**ROWS:**
☆ ☆ ☆ ☆ ☆

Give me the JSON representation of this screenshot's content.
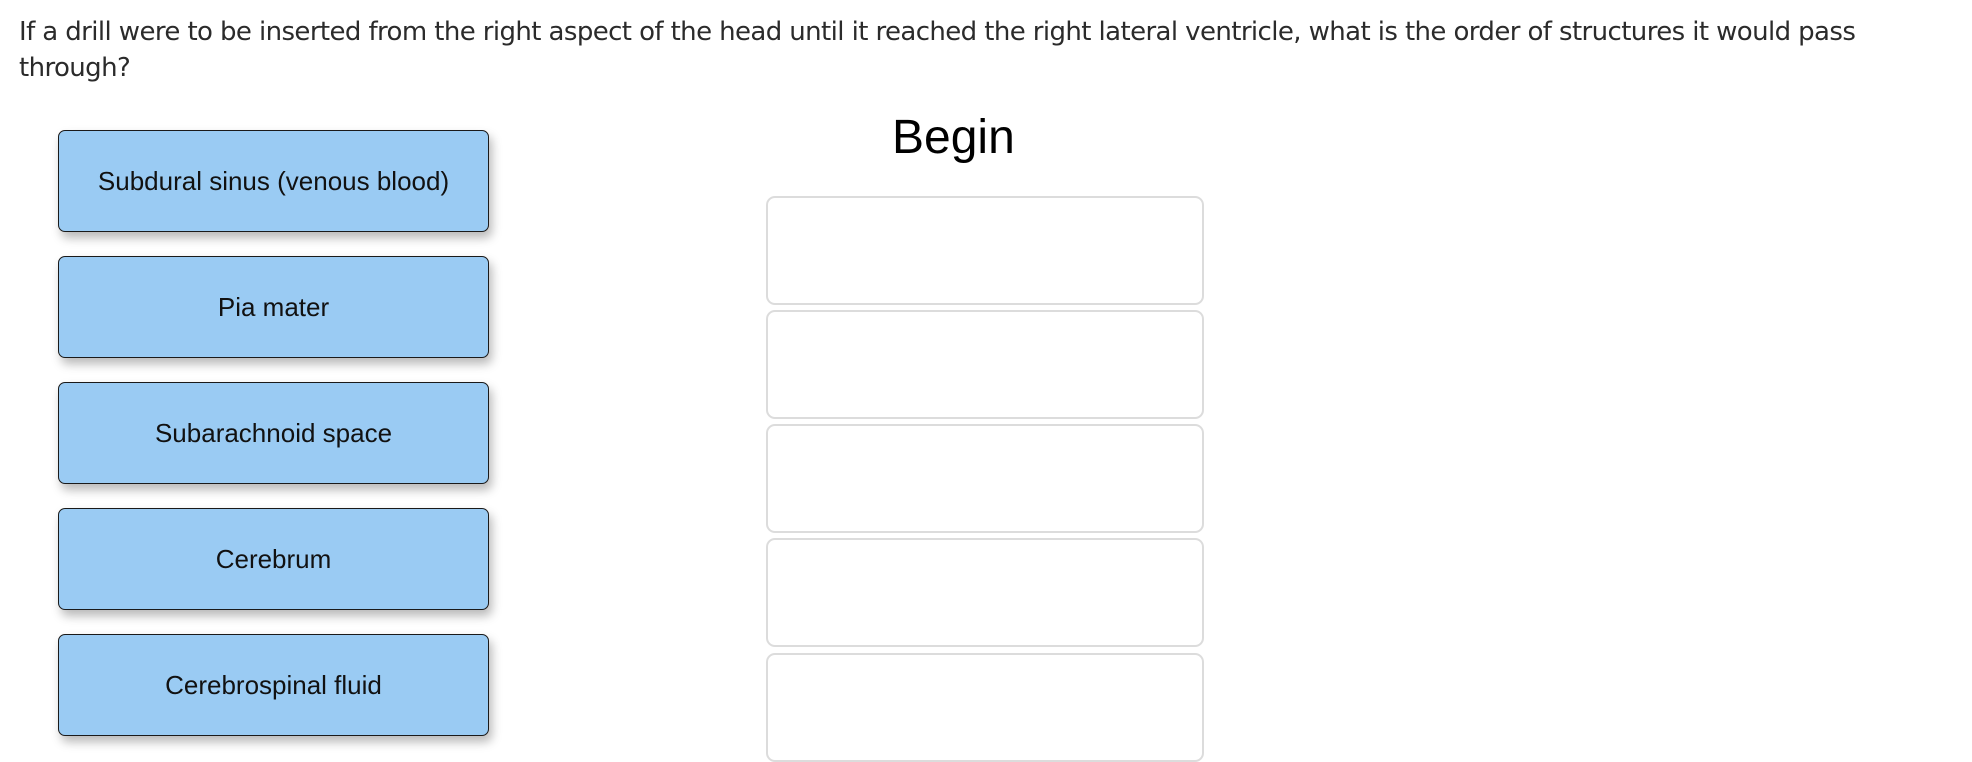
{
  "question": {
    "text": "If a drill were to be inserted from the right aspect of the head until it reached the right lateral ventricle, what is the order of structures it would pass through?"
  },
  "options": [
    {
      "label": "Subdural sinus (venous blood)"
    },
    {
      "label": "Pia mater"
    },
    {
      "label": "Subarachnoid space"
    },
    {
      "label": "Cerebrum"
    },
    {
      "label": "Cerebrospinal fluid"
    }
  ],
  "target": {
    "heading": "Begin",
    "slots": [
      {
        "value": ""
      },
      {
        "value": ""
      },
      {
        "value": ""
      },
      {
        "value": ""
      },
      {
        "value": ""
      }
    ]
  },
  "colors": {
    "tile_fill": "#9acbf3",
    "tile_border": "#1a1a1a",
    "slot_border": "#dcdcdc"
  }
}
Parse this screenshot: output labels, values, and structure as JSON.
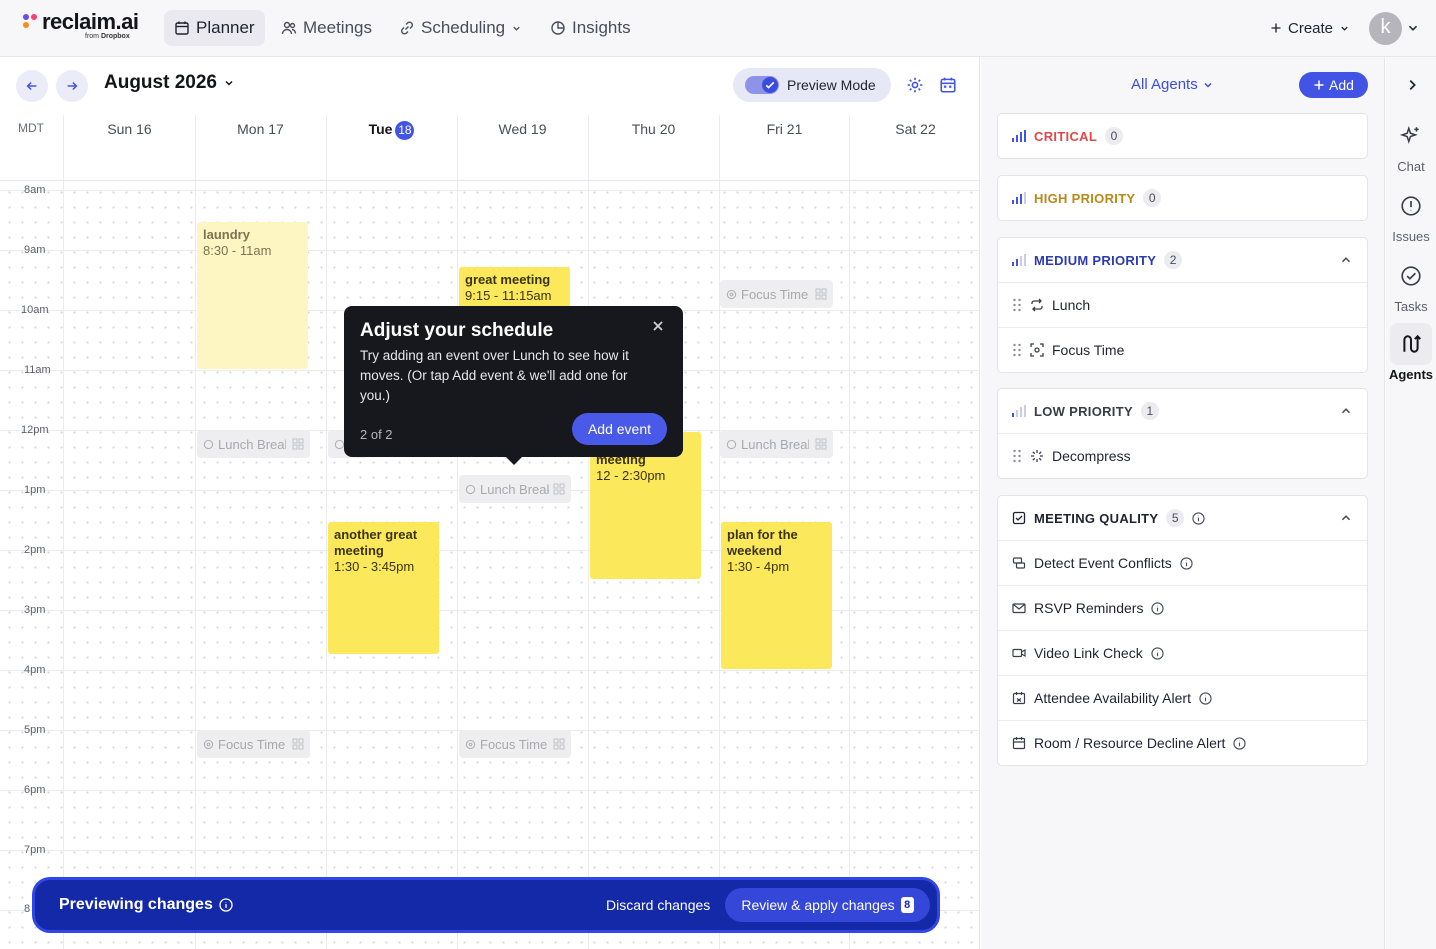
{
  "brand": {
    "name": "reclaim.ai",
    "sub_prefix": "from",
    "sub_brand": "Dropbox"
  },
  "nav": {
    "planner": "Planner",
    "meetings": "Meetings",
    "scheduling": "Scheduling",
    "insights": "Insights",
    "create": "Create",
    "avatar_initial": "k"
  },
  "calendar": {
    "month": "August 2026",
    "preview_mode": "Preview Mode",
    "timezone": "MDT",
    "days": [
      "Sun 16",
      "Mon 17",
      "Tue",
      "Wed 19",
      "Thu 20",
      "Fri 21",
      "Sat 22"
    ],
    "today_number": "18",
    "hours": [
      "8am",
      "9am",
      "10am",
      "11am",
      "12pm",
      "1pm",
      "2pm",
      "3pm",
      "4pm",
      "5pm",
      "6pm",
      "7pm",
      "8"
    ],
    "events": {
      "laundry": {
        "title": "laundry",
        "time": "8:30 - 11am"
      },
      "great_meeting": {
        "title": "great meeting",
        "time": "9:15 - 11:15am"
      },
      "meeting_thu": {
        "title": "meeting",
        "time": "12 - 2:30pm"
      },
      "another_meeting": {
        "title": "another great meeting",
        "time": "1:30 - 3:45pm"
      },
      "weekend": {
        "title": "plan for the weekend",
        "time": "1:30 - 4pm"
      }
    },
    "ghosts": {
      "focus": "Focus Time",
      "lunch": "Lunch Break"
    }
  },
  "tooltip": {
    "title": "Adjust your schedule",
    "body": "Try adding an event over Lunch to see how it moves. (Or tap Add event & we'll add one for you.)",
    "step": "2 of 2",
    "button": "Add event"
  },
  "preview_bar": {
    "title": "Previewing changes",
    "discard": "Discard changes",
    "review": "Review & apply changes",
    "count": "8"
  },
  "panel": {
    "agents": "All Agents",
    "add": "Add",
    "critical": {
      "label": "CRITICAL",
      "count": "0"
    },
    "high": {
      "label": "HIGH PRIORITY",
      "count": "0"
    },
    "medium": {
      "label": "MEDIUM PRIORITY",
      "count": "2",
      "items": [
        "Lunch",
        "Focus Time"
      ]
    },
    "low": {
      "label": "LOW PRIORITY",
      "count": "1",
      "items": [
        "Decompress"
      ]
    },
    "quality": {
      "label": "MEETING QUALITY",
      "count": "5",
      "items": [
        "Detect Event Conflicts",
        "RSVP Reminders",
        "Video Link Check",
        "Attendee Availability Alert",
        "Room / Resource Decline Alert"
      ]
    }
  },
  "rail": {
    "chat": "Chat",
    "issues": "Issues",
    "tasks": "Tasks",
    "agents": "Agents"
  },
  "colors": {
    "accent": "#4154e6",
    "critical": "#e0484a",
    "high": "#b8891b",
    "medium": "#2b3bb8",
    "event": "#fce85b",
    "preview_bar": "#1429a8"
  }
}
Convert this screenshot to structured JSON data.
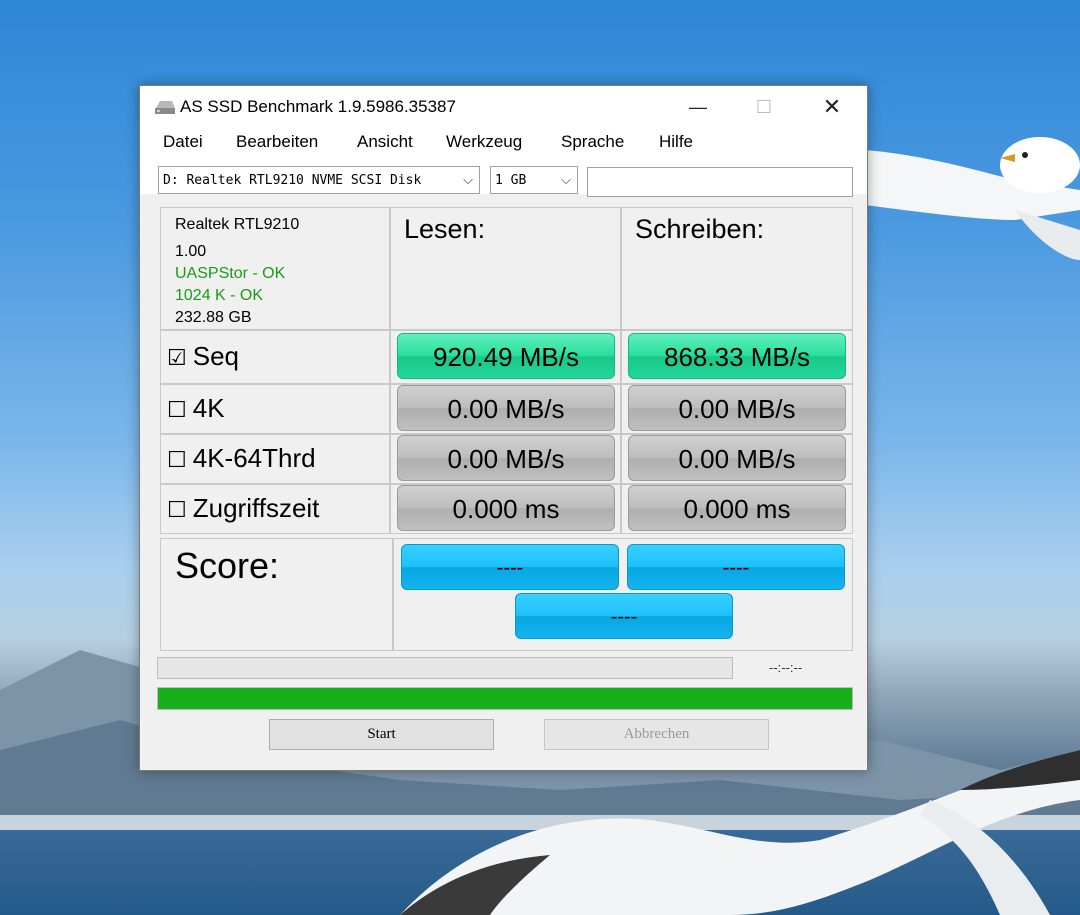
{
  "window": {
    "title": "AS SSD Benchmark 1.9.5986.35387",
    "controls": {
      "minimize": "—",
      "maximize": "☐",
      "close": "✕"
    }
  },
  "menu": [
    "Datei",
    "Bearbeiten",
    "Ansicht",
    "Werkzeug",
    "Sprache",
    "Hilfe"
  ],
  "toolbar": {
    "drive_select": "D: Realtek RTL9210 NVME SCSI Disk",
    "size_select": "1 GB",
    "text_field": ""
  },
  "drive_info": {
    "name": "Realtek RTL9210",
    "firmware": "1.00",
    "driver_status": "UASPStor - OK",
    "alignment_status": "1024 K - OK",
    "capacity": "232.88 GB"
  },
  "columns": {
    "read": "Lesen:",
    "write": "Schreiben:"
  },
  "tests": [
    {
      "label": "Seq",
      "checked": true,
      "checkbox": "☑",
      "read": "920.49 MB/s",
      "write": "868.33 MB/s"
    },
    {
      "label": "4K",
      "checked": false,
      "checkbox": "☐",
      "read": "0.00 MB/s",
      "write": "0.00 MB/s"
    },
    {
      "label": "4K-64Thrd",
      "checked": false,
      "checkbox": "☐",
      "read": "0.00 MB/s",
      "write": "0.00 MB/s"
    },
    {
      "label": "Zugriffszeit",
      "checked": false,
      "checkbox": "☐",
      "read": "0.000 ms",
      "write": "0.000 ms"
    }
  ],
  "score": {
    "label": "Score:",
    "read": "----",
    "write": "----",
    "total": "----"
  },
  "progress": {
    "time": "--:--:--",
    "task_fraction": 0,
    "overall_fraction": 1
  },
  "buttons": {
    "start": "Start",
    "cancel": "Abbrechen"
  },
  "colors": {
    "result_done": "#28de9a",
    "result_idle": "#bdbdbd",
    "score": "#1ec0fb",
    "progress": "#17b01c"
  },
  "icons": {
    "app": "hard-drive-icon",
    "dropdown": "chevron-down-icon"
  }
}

☆ ☆ ☆ ☆ ☆

**TASK PROMPT:** Pull out all lines of the data with the string "name".

**REPLY:**
    "name": "reclaim.ai",
    "name": "Realtek RTL9210",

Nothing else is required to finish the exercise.